▶ **EXCERPTED PASSAGE**:
((
Maher: It’s ‘Scary’ That We Went From ‘Listen’ to Women Who Were Victimized to ‘Automatically Believe’

 

Amid the divisive battle over Supreme Court nominee Judge Brett Kavnaugh, Bill Maher weighed in on what may become a dangerous precedent because of it.

The conversation began with a heated debate between New York Magazine writer-at-large Andrew Sullivan and political commentator Soledad O’Brien about the media’s depiction of Kavanaugh, which Sullivan argued generalized white men. But while Maher told Sullivan he was “sympathetic” to the point Sullivan was trying to make, Maher drew focus on a bigger concern.

“It does seem like things morphed from listen to any woman who says she’s been wronged, which is the right thing to do to automatically believe,” Maher told his panel. “That’s what’s scary.”

Ex-GOP congressman David Jolly said he “chose” to believe Dr. Christine Blasey Ford while other Republicans chose to believe Kavanaugh, but insisted that his party got something “fundamentally wrong.”
))
Quote verbatim the passage of the article on Bill Maher's remarks about the Kavanaugh debate, starting at "Amid the divisive" and ending at "because of it.".

▶ **RECORDED INFORMATION**:
((
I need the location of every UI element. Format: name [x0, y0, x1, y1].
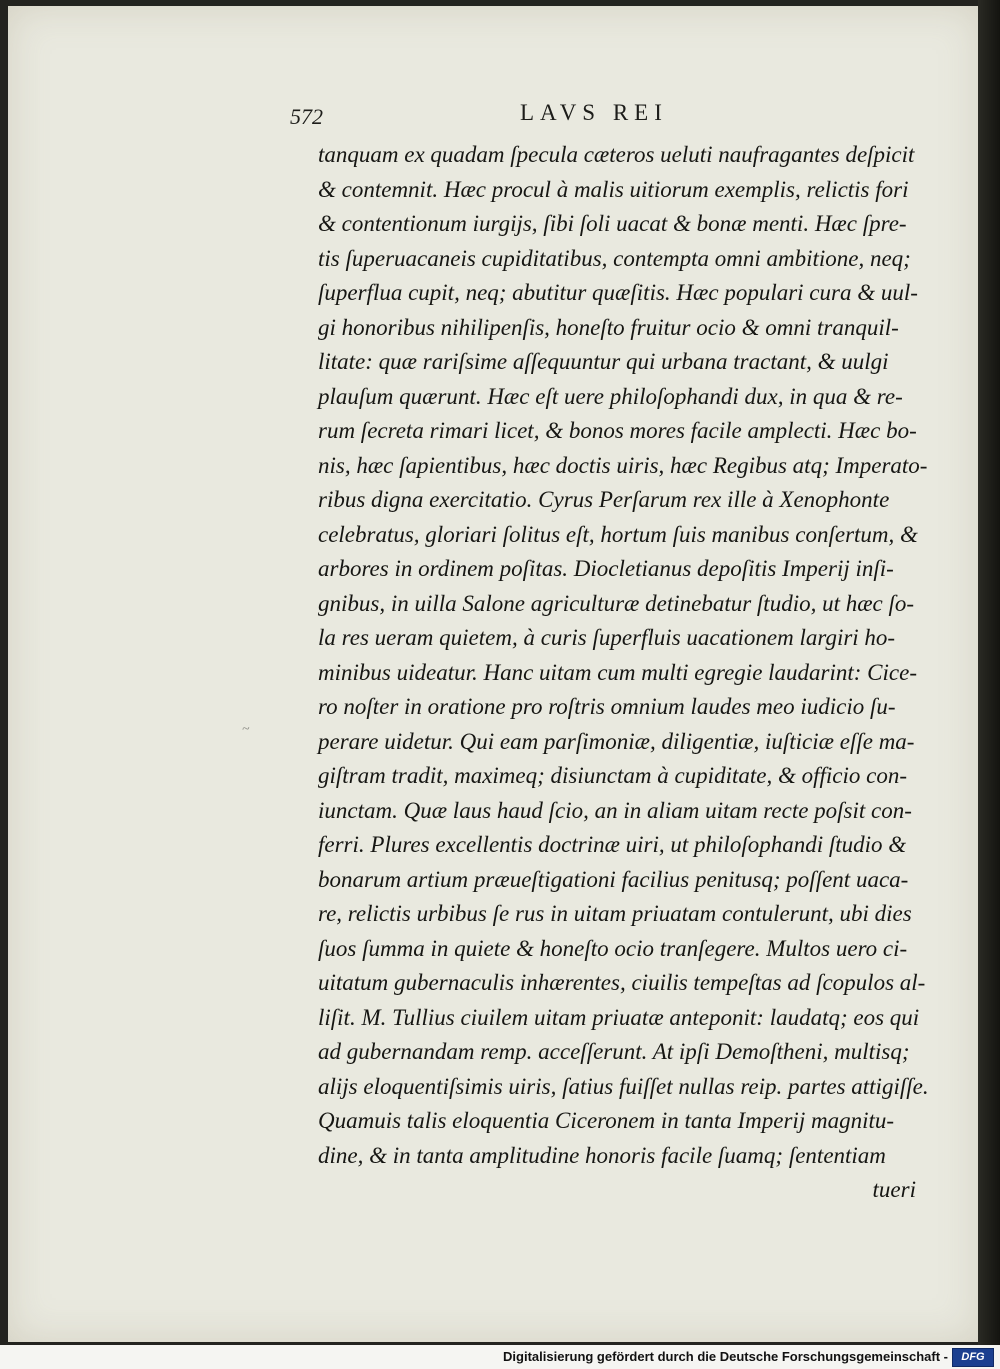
text-line: uitatum gubernaculis inhærentes, ciuilis tempeſtas ad ſcopulos al- [318, 970, 926, 995]
text-line: ad gubernandam remp. acceſſerunt. At ipſi Demoſtheni, multisq; [318, 1039, 910, 1064]
text-line: arbores in ordinem poſitas. Diocletianus depoſitis Imperij inſi- [318, 556, 894, 581]
text-line: celebratus, gloriari ſolitus eſt, hortum ſuis manibus conſertum, & [318, 521, 918, 547]
text-line: & contemnit. Hæc procul à malis uitiorum exemplis, relictis fori [318, 176, 909, 202]
text-line: rum ſecreta rimari licet, & bonos mores facile amplecti. Hæc bo- [318, 418, 917, 443]
text-line: dine, & in tanta amplitudine honoris facile ſuamq; ſententiam [318, 1142, 886, 1168]
text-line: bonarum artium præueſtigationi facilius penitusq; poſſent uaca- [318, 866, 909, 892]
text-line: litate: quæ rariſsime aſſequuntur qui urbana tractant, & uulgi [318, 349, 889, 374]
text-line: gi honoribus nihilipenſis, honeſto fruitur ocio & omni tranquil- [318, 314, 899, 340]
running-head: LAVS REI [520, 100, 668, 125]
footer-credit: Digitalisierung gefördert durch die Deutsche Forschungsgemeinschaft - [503, 1349, 948, 1364]
body-text [318, 138, 938, 1208]
text-line: la res ueram quietem, à curis ſuperfluis uacationem largiri ho- [318, 625, 896, 650]
text-line: ſuperflua cupit, neq; abutitur quæſitis. Hæc populari cura & uul- [318, 280, 918, 305]
page-edge-shadow [978, 0, 1000, 1345]
text-line: & contentionum iurgijs, ſibi ſoli uacat & bonæ menti. Hæc ſpre- [318, 211, 907, 236]
text-line: perare uidetur. Qui eam parſimoniæ, diligentiæ, iuſticiæ eſſe ma- [318, 728, 915, 754]
text-line: re, relictis urbibus ſe rus in uitam priuatam contulerunt, ubi dies [318, 901, 912, 926]
text-line: ro noſter in oratione pro roſtris omnium laudes meo iudicio ſu- [318, 694, 896, 719]
text-line: tanquam ex quadam ſpecula cæteros ueluti naufragantes deſpicit [318, 142, 915, 167]
text-line: ribus digna exercitatio. Cyrus Perſarum rex ille à Xenophonte [318, 487, 890, 512]
footer-bar [0, 1345, 1000, 1369]
text-line: iunctam. Quæ laus haud ſcio, an in aliam uitam recte poſsit con- [318, 797, 912, 823]
text-line: giſtram tradit, maximeq; disiunctam à cupiditate, & officio con- [318, 763, 907, 788]
text-line: nis, hæc ſapientibus, hæc doctis uiris, hæc Regibus atq; Imperato- [318, 452, 928, 478]
text-line: alijs eloquentiſsimis uiris, ſatius fuiſſet nullas reip. partes attigiſſe. [318, 1073, 929, 1099]
text-line: minibus uideatur. Hanc uitam cum multi egregie laudarint: Cice- [318, 659, 917, 685]
margin-annotation: ~ [241, 721, 251, 738]
page-number: 572 [290, 104, 323, 129]
text-line: plauſum quærunt. Hæc eſt uere philoſophandi dux, in qua & re- [318, 383, 903, 409]
text-line: ſuos ſumma in quiete & honeſto ocio tranſegere. Multos uero ci- [318, 935, 908, 961]
text-line: gnibus, in uilla Salone agriculturæ detinebatur ſtudio, ut hæc ſo- [318, 590, 915, 616]
catchword: tueri [872, 1177, 916, 1202]
text-line: Quamuis talis eloquentia Ciceronem in tanta Imperij magnitu- [318, 1108, 895, 1133]
text-line: tis ſuperuacaneis cupiditatibus, contempta omni ambitione, neq; [318, 245, 911, 271]
text-line: ferri. Plures excellentis doctrinæ uiri, ut philoſophandi ſtudio & [318, 832, 907, 857]
dfg-logo[interactable]: DFG [952, 1348, 994, 1367]
text-line: liſit. M. Tullius ciuilem uitam priuatæ anteponit: laudatq; eos qui [318, 1004, 920, 1030]
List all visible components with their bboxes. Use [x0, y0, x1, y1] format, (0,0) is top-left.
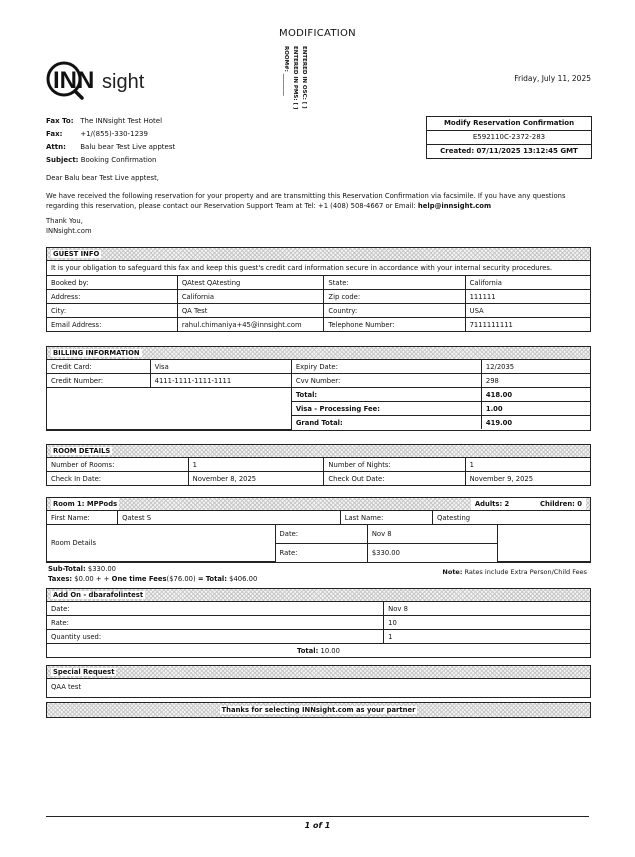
credit-number-label: Credit Number:	[47, 374, 150, 388]
last-name-value: Qatesting	[433, 511, 591, 525]
room-1-table	[47, 511, 590, 562]
room-details-section	[46, 444, 591, 486]
processing-fee-value: 1.00	[481, 402, 590, 416]
fax-to-label: Fax To:	[46, 117, 74, 125]
thanks-bar-text: Thanks for selecting INNsight.com as your partner	[221, 706, 416, 714]
table-row	[47, 525, 590, 544]
table-row	[47, 616, 590, 630]
country-label: Country:	[324, 304, 465, 318]
special-request-text: QAA test	[51, 683, 82, 691]
phone-value: 7111111111	[465, 318, 590, 332]
special-request-header-text: Special Request	[53, 668, 115, 676]
fax-subject-value: Booking Confirmation	[80, 156, 157, 164]
nights-value: 1	[465, 458, 590, 472]
rate-note	[442, 568, 587, 576]
letter-greeting: Dear Balu bear Test Live apptest,	[46, 174, 159, 182]
room-1-adults: Adults: 2	[474, 500, 510, 508]
total-label: Total:	[291, 388, 481, 402]
table-row	[47, 511, 590, 525]
table-row	[47, 644, 590, 658]
room-1-title: Room 1: MPPods	[53, 500, 118, 508]
checkout-label: Check Out Date:	[324, 472, 465, 486]
stamp-line-osc: ENTERED IN OSC: [ ]	[301, 46, 307, 109]
page-number: 1 of 1	[304, 821, 331, 830]
billing-header-text: BILLING INFORMATION	[53, 349, 140, 357]
room-details-header	[47, 445, 590, 458]
thanks-bar	[47, 703, 590, 717]
expiry-value: 12/2035	[481, 360, 590, 374]
letter-thanks: Thank You,	[46, 217, 83, 225]
addon-header	[47, 589, 590, 602]
room-1-totals	[48, 564, 257, 584]
credit-number-value: 4111-1111-1111-1111	[150, 374, 291, 388]
checkout-value: November 9, 2025	[465, 472, 590, 486]
address-value: California	[177, 290, 324, 304]
room-details-header-text: ROOM DETAILS	[53, 447, 111, 455]
addon-total-value: 10.00	[320, 646, 340, 655]
fax-number-label: Fax:	[46, 130, 63, 138]
subtotal-value: $330.00	[87, 565, 116, 573]
city-label: City:	[47, 304, 177, 318]
rate-note-text: Rates include Extra Person/Child Fees	[464, 568, 587, 576]
plus-sign-2: +	[103, 575, 110, 583]
fax-attn-value: Balu bear Test Live apptest	[80, 143, 176, 151]
confirmation-created: Created: 07/11/2025 13:12:45 GMT	[440, 147, 578, 155]
entry-stamp	[272, 46, 308, 112]
table-row	[47, 290, 590, 304]
plus-sign: +	[95, 575, 102, 583]
taxes-value: $0.00	[74, 575, 94, 583]
room-details-table	[47, 458, 590, 485]
confirmation-box	[426, 116, 592, 159]
table-row	[47, 458, 590, 472]
table-row	[47, 602, 590, 616]
svg-text:sight: sight	[102, 71, 145, 93]
zip-label: Zip code:	[324, 290, 465, 304]
credit-card-label: Credit Card:	[47, 360, 150, 374]
addon-header-text: Add On - dbarafolintest	[53, 591, 144, 599]
processing-fee-label: Visa - Processing Fee:	[291, 402, 481, 416]
billing-section	[46, 346, 591, 431]
booked-by-label: Booked by:	[47, 276, 177, 290]
billing-header	[47, 347, 590, 360]
addon-qty-label: Quantity used:	[47, 630, 384, 644]
table-row	[47, 388, 590, 402]
rate-note-label: Note:	[442, 568, 463, 576]
table-row	[47, 304, 590, 318]
document-date: Friday, July 11, 2025	[514, 74, 591, 83]
table-row	[47, 472, 590, 486]
email-label: Email Address:	[47, 318, 177, 332]
table-row	[47, 374, 590, 388]
first-name-value: Qatest S	[118, 511, 341, 525]
billing-blank-cell	[47, 388, 291, 430]
fax-attn-label: Attn:	[46, 143, 66, 151]
footer-divider	[46, 816, 589, 817]
fees-label: One time Fees	[111, 575, 167, 583]
zip-value: 111111	[465, 290, 590, 304]
table-row	[47, 630, 590, 644]
email-value: rahul.chimaniya+45@innsight.com	[177, 318, 324, 332]
room-1-header	[47, 498, 590, 511]
letter-body	[46, 173, 591, 236]
checkin-label: Check In Date:	[47, 472, 188, 486]
guest-info-section	[46, 247, 591, 332]
confirmation-heading: Modify Reservation Confirmation	[427, 117, 591, 131]
cvv-label: Cvv Number:	[291, 374, 481, 388]
stamp-line-pms: ENTERED IN PMS: [ ]	[292, 46, 298, 110]
room-details-label: Room Details	[47, 525, 275, 562]
special-request-section	[46, 665, 591, 698]
addon-date-value: Nov 8	[384, 602, 590, 616]
subtotal-label: Sub-Total:	[48, 565, 86, 573]
first-name-label: First Name:	[47, 511, 118, 525]
country-value: USA	[465, 304, 590, 318]
addon-date-label: Date:	[47, 602, 384, 616]
fees-value: ($76.00)	[166, 575, 196, 583]
addon-table	[47, 602, 590, 657]
state-value: California	[465, 276, 590, 290]
thanks-section	[46, 702, 591, 718]
room-1-children: Children: 0	[540, 500, 582, 508]
city-value: QA Test	[177, 304, 324, 318]
addon-rate-value: 10	[384, 616, 590, 630]
address-label: Address:	[47, 290, 177, 304]
support-email-link[interactable]: help@innsight.com	[417, 202, 492, 210]
table-row	[47, 360, 590, 374]
rooms-value: 1	[188, 458, 324, 472]
phone-label: Telephone Number:	[324, 318, 465, 332]
last-name-label: Last Name:	[340, 511, 432, 525]
addon-qty-value: 1	[384, 630, 590, 644]
fax-to-value: The INNsight Test Hotel	[80, 117, 163, 125]
rooms-label: Number of Rooms:	[47, 458, 188, 472]
room-rate-value: $330.00	[367, 543, 497, 561]
total-value: 418.00	[481, 388, 590, 402]
cvv-value: 298	[481, 374, 590, 388]
table-row	[47, 276, 590, 290]
room-1-section	[46, 497, 591, 563]
room-total-label: Total:	[205, 575, 227, 583]
state-label: State:	[324, 276, 465, 290]
equals-sign: =	[197, 575, 204, 583]
room-total-value: $406.00	[229, 575, 258, 583]
letter-signoff: INNsight.com	[46, 227, 92, 235]
credit-card-value: Visa	[150, 360, 291, 374]
table-row	[47, 318, 590, 332]
guest-info-header-text: GUEST INFO	[53, 250, 100, 258]
room-date-label: Date:	[275, 525, 367, 544]
expiry-label: Expiry Date:	[291, 360, 481, 374]
taxes-label: Taxes:	[48, 575, 73, 583]
addon-total-label: Total:	[297, 646, 319, 655]
innsight-logo	[44, 57, 154, 101]
addon-section	[46, 588, 591, 658]
grand-total-label: Grand Total:	[291, 416, 481, 430]
grand-total-value: 419.00	[481, 416, 590, 430]
booked-by-value: QAtest QAtesting	[177, 276, 324, 290]
addon-total	[47, 644, 590, 658]
nights-label: Number of Nights:	[324, 458, 465, 472]
checkin-value: November 8, 2025	[188, 472, 324, 486]
confirmation-number: E592110C-2372-283	[427, 131, 591, 145]
fax-number-value: +1/(855)-330-1239	[80, 130, 148, 138]
stamp-line-room: ROOM#: ________	[283, 46, 289, 96]
svg-text:INN: INN	[53, 67, 95, 94]
special-request-header	[47, 666, 590, 679]
room-rate-label: Rate:	[275, 543, 367, 561]
addon-rate-label: Rate:	[47, 616, 384, 630]
guest-info-table	[47, 276, 590, 331]
fax-header	[46, 115, 175, 167]
billing-table	[47, 360, 590, 430]
letter-text: We have received the following reservation for your property and are transmitting this Reservation Confirmation via facsimile. If you have any questions regarding this reservation, please contact our Reservation Support Team at Tel: +1 (408) 508-4667 or Email:	[46, 192, 566, 210]
guest-info-note: It is your obligation to safeguard this fax and keep this guest's credit card information secure in accordance with your internal security procedures.	[47, 261, 590, 276]
fax-subject-label: Subject:	[46, 156, 79, 164]
room-extra-cell	[498, 525, 590, 562]
room-date-value: Nov 8	[367, 525, 497, 544]
guest-info-header	[47, 248, 590, 261]
document-title: MODIFICATION	[279, 28, 356, 39]
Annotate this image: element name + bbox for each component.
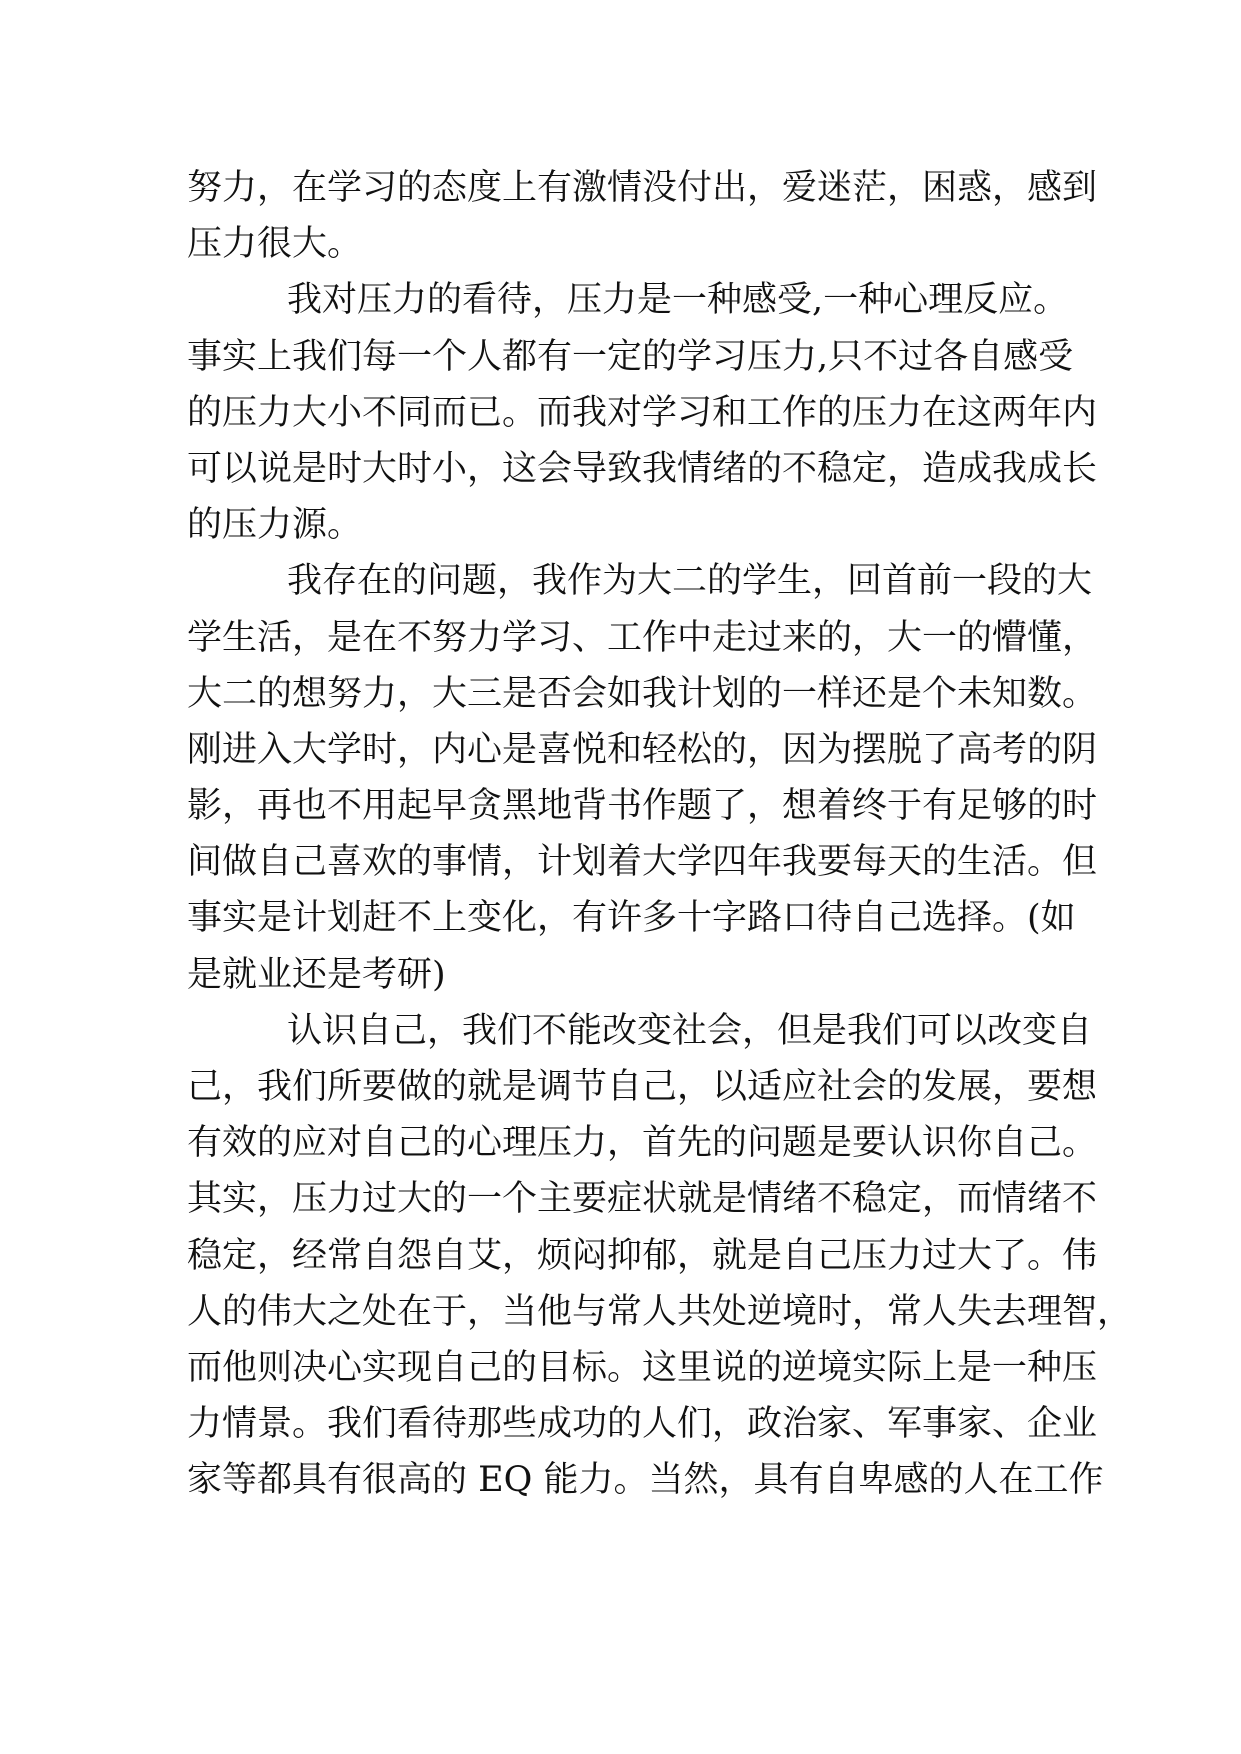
text-line: 事实上我们每一个人都有一定的学习压力,只不过各自感受 xyxy=(187,336,1074,377)
text-line: 而他则决心实现自己的目标。这里说的逆境实际上是一种压 xyxy=(187,1347,1098,1388)
text-line: 己，我们所要做的就是调节自己，以适应社会的发展，要想 xyxy=(187,1067,1098,1107)
text-line: 刚进入大学时，内心是喜悦和轻松的，因为摆脱了高考的阴 xyxy=(187,729,1098,770)
text-line: 有效的应对自己的心理压力，首先的问题是要认识你自己。 xyxy=(187,1123,1098,1164)
text-line: 家等都具有很高的 EQ 能力。当然，具有自卑感的人在工作 xyxy=(187,1460,1104,1501)
text-line: 大二的想努力，大三是否会如我计划的一样还是个未知数。 xyxy=(187,673,1098,714)
document-body xyxy=(187,160,1133,1509)
text-line: 可以说是时大时小，这会导致我情绪的不稳定，造成我成长 xyxy=(187,448,1098,489)
text-line: 影，再也不用起早贪黑地背书作题了，想着终于有足够的时 xyxy=(187,786,1098,827)
text-line: 我存在的问题，我作为大二的学生，回首前一段的大 xyxy=(287,561,1093,602)
text-line: 稳定，经常自怨自艾，烦闷抑郁，就是自己压力过大了。伟 xyxy=(187,1235,1098,1276)
text-line: 是就业还是考研) xyxy=(187,954,446,995)
text-line: 力情景。我们看待那些成功的人们，政治家、军事家、企业 xyxy=(187,1404,1098,1445)
text-line: 的压力源。 xyxy=(187,505,363,546)
paragraph xyxy=(187,553,1098,1003)
text-line: 认识自己，我们不能改变社会，但是我们可以改变自 xyxy=(287,1010,1093,1051)
text-line: 事实是计划赶不上变化，有许多十字路口待自己选择。(如 xyxy=(187,898,1076,939)
text-line: 努力，在学习的态度上有激情没付出，爱迷茫，困惑，感到 xyxy=(187,168,1098,208)
text-line: 的压力大小不同而已。而我对学习和工作的压力在这两年内 xyxy=(187,392,1098,433)
paragraph xyxy=(187,272,1098,553)
paragraph xyxy=(187,1003,1133,1509)
text-line: 我对压力的看待，压力是一种感受,一种心理反应。 xyxy=(287,280,1069,321)
text-line: 人的伟大之处在于，当他与常人共处逆境时，常人失去理智， xyxy=(187,1291,1133,1332)
paragraph xyxy=(187,160,1098,272)
text-line: 其实，压力过大的一个主要症状就是情绪不稳定，而情绪不 xyxy=(187,1179,1098,1220)
text-line: 学生活，是在不努力学习、工作中走过来的，大一的懵懂， xyxy=(187,617,1098,658)
text-line: 压力很大。 xyxy=(187,224,363,265)
text-line: 间做自己喜欢的事情，计划着大学四年我要每天的生活。但 xyxy=(187,842,1098,883)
))
▶ **FINISHED ANSWER**:
Amid the divisive battle over Supreme Court nominee Judge Brett Kavnaugh, Bill Maher weighed in on what may become a dangerous precedent because of it.